Using the listing below, please gather every line containing the word "index".

* * * * * * * * *

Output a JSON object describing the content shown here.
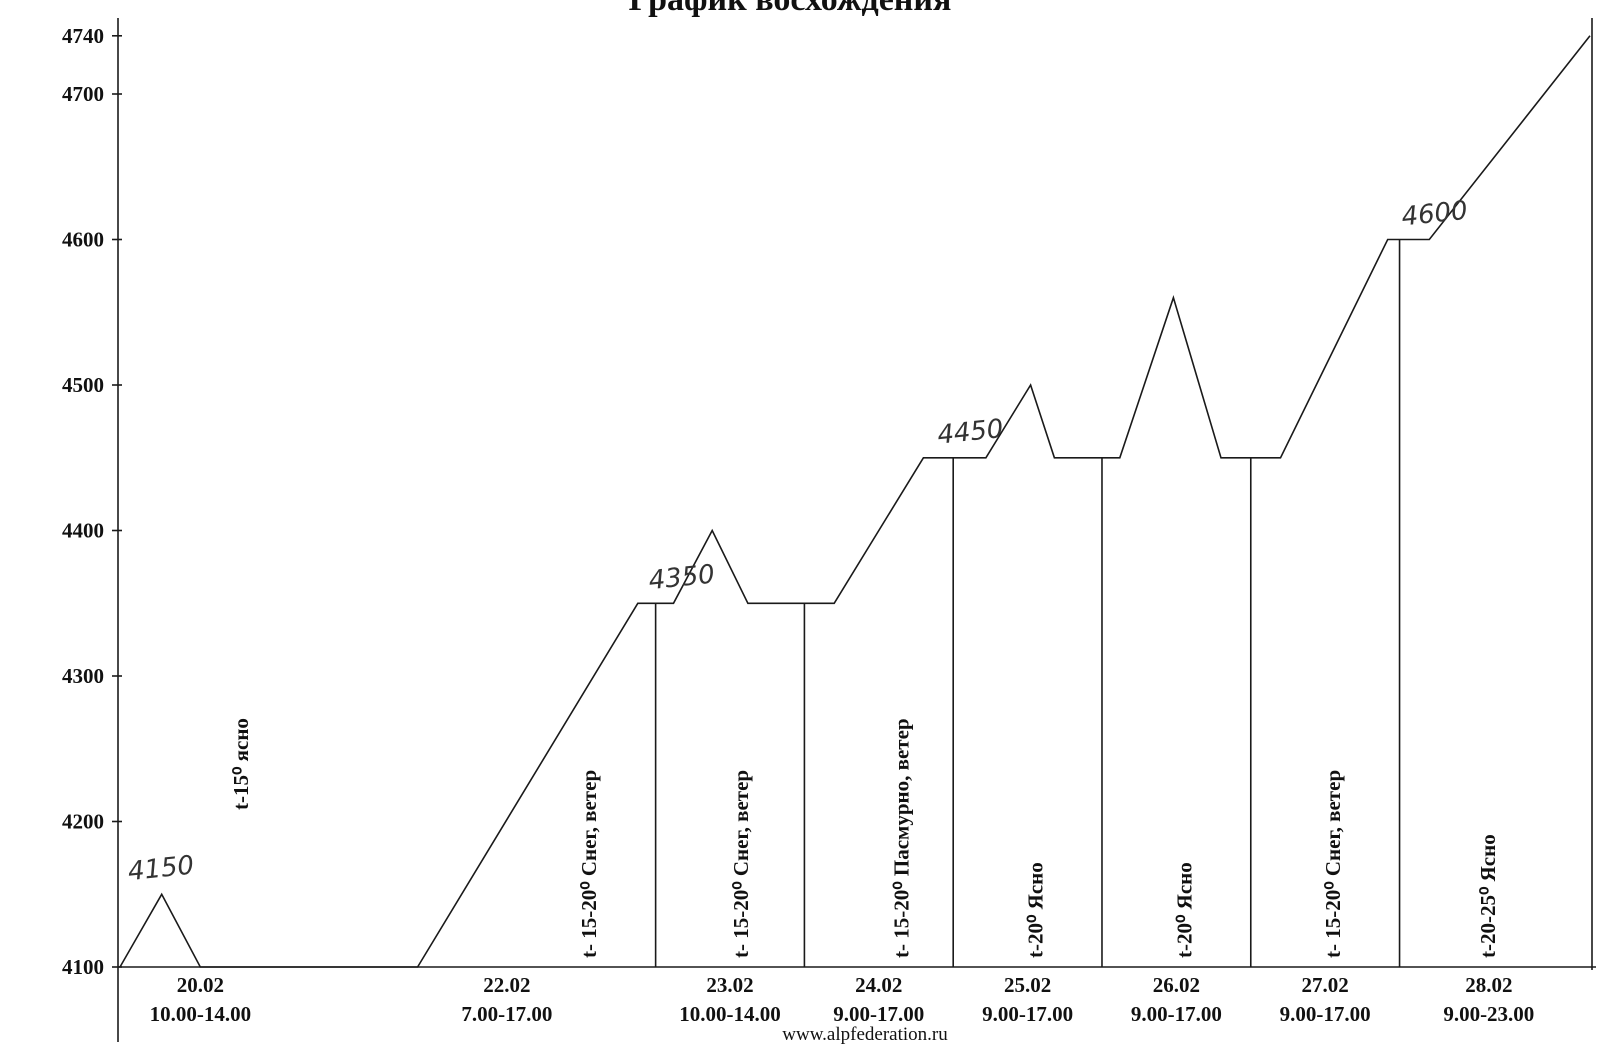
{
  "chart_data": {
    "type": "line",
    "title": "График восхождения",
    "ylim": [
      4100,
      4740
    ],
    "y_ticks": [
      4100,
      4200,
      4300,
      4400,
      4500,
      4600,
      4700,
      4740
    ],
    "days": [
      {
        "date": "20.02",
        "time": "10.00-14.00",
        "weather": "t-15⁰ ясно"
      },
      {
        "date": "22.02",
        "time": "7.00-17.00",
        "weather": "t- 15-20⁰ Снег, ветер"
      },
      {
        "date": "23.02",
        "time": "10.00-14.00",
        "weather": "t- 15-20⁰ Снег, ветер"
      },
      {
        "date": "24.02",
        "time": "9.00-17.00",
        "weather": "t- 15-20⁰ Пасмурно, ветер"
      },
      {
        "date": "25.02",
        "time": "9.00-17.00",
        "weather": "t-20⁰ Ясно"
      },
      {
        "date": "26.02",
        "time": "9.00-17.00",
        "weather": "t-20⁰ Ясно"
      },
      {
        "date": "27.02",
        "time": "9.00-17.00",
        "weather": "t- 15-20⁰ Снег, ветер"
      },
      {
        "date": "28.02",
        "time": "9.00-23.00",
        "weather": "t-20-25⁰ Ясно"
      }
    ],
    "profile": [
      [
        0.0,
        4100
      ],
      [
        1.4,
        4150
      ],
      [
        2.7,
        4100
      ],
      [
        10.0,
        4100
      ],
      [
        17.4,
        4350
      ],
      [
        18.0,
        4350
      ],
      [
        18.6,
        4350
      ],
      [
        19.9,
        4400
      ],
      [
        21.1,
        4350
      ],
      [
        22.6,
        4350
      ],
      [
        24.0,
        4350
      ],
      [
        27.0,
        4450
      ],
      [
        28.0,
        4450
      ],
      [
        29.1,
        4450
      ],
      [
        30.6,
        4500
      ],
      [
        31.4,
        4450
      ],
      [
        33.0,
        4450
      ],
      [
        33.6,
        4450
      ],
      [
        35.4,
        4560
      ],
      [
        37.0,
        4450
      ],
      [
        38.0,
        4450
      ],
      [
        39.0,
        4450
      ],
      [
        42.6,
        4600
      ],
      [
        43.0,
        4600
      ],
      [
        44.0,
        4600
      ],
      [
        49.4,
        4740
      ]
    ],
    "day_boundaries": [
      18.0,
      23.0,
      28.0,
      33.0,
      38.0,
      43.0
    ],
    "peak_labels": [
      {
        "text": "4150",
        "x": 0.3,
        "y": 4150
      },
      {
        "text": "4350",
        "x": 17.8,
        "y": 4350
      },
      {
        "text": "4450",
        "x": 27.5,
        "y": 4450
      },
      {
        "text": "4600",
        "x": 43.1,
        "y": 4600
      }
    ]
  },
  "footer": {
    "text": "www.alpfederation.ru"
  }
}
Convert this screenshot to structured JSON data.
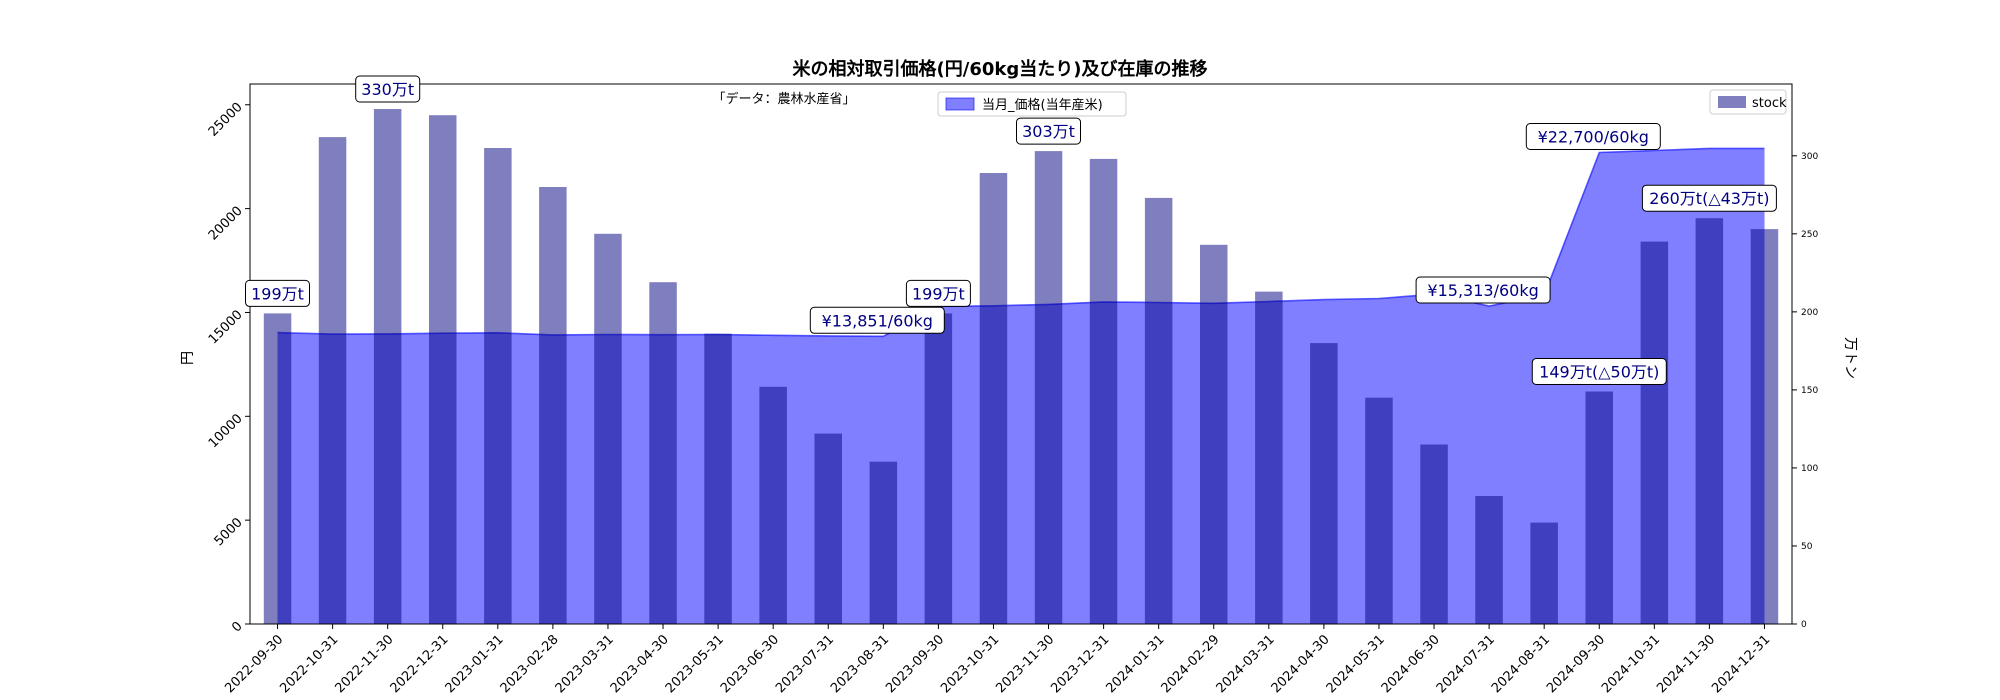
{
  "chart_data": {
    "type": "bar+area",
    "title": "米の相対取引価格(円/60kg当たり)及び在庫の推移",
    "source_note": "「データ：農林水産省」",
    "x": [
      "2022-09-30",
      "2022-10-31",
      "2022-11-30",
      "2022-12-31",
      "2023-01-31",
      "2023-02-28",
      "2023-03-31",
      "2023-04-30",
      "2023-05-31",
      "2023-06-30",
      "2023-07-31",
      "2023-08-31",
      "2023-09-30",
      "2023-10-31",
      "2023-11-30",
      "2023-12-31",
      "2024-01-31",
      "2024-02-29",
      "2024-03-31",
      "2024-04-30",
      "2024-05-31",
      "2024-06-30",
      "2024-07-31",
      "2024-08-31",
      "2024-09-30",
      "2024-10-31",
      "2024-11-30",
      "2024-12-31"
    ],
    "ylabel": "円",
    "y2label": "万トン",
    "ylim": [
      0,
      26000
    ],
    "y2lim": [
      0,
      346
    ],
    "yticks": [
      0,
      5000,
      10000,
      15000,
      20000,
      25000
    ],
    "y2ticks": [
      0,
      50,
      100,
      150,
      200,
      250,
      300
    ],
    "series": [
      {
        "name": "当月_価格(当年産米)",
        "kind": "area",
        "axis": "left",
        "color": "#0000ff",
        "values": [
          14030,
          13960,
          13970,
          14000,
          14020,
          13920,
          13940,
          13930,
          13940,
          13900,
          13870,
          13851,
          15290,
          15320,
          15390,
          15510,
          15480,
          15440,
          15530,
          15620,
          15670,
          15880,
          15313,
          15830,
          22700,
          22800,
          22900,
          22900
        ]
      },
      {
        "name": "stock",
        "kind": "bar",
        "axis": "right",
        "color": "#000080",
        "values": [
          199,
          312,
          330,
          326,
          305,
          280,
          250,
          219,
          186,
          152,
          122,
          104,
          199,
          289,
          303,
          298,
          273,
          243,
          213,
          180,
          145,
          115,
          82,
          65,
          149,
          245,
          260,
          253
        ]
      }
    ],
    "annotations": [
      {
        "text": "199万t",
        "index": 0,
        "axis": "right",
        "value": 199
      },
      {
        "text": "330万t",
        "index": 2,
        "axis": "right",
        "value": 330
      },
      {
        "text": "¥13,851/60kg",
        "index": 11,
        "axis": "left",
        "value": 13851
      },
      {
        "text": "199万t",
        "index": 12,
        "axis": "right",
        "value": 199
      },
      {
        "text": "303万t",
        "index": 14,
        "axis": "right",
        "value": 303
      },
      {
        "text": "¥15,313/60kg",
        "index": 22,
        "axis": "left",
        "value": 15313
      },
      {
        "text": "¥22,700/60kg",
        "index": 24,
        "axis": "left",
        "value": 22700
      },
      {
        "text": "149万t(△50万t)",
        "index": 24,
        "axis": "right",
        "value": 149
      },
      {
        "text": "260万t(△43万t)",
        "index": 26,
        "axis": "right",
        "value": 260
      }
    ],
    "legend": [
      {
        "label": "当月_価格(当年産米)",
        "placement": "top-center"
      },
      {
        "label": "stock",
        "placement": "top-right"
      }
    ]
  }
}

* * * * * * * * *

## Result of this exercise:
        "index": 0,
        "index": 2,
        "index": 11,
        "index": 12,
        "index": 14,
        "index": 22,
        "index": 24,
        "index": 24,
        "index": 26,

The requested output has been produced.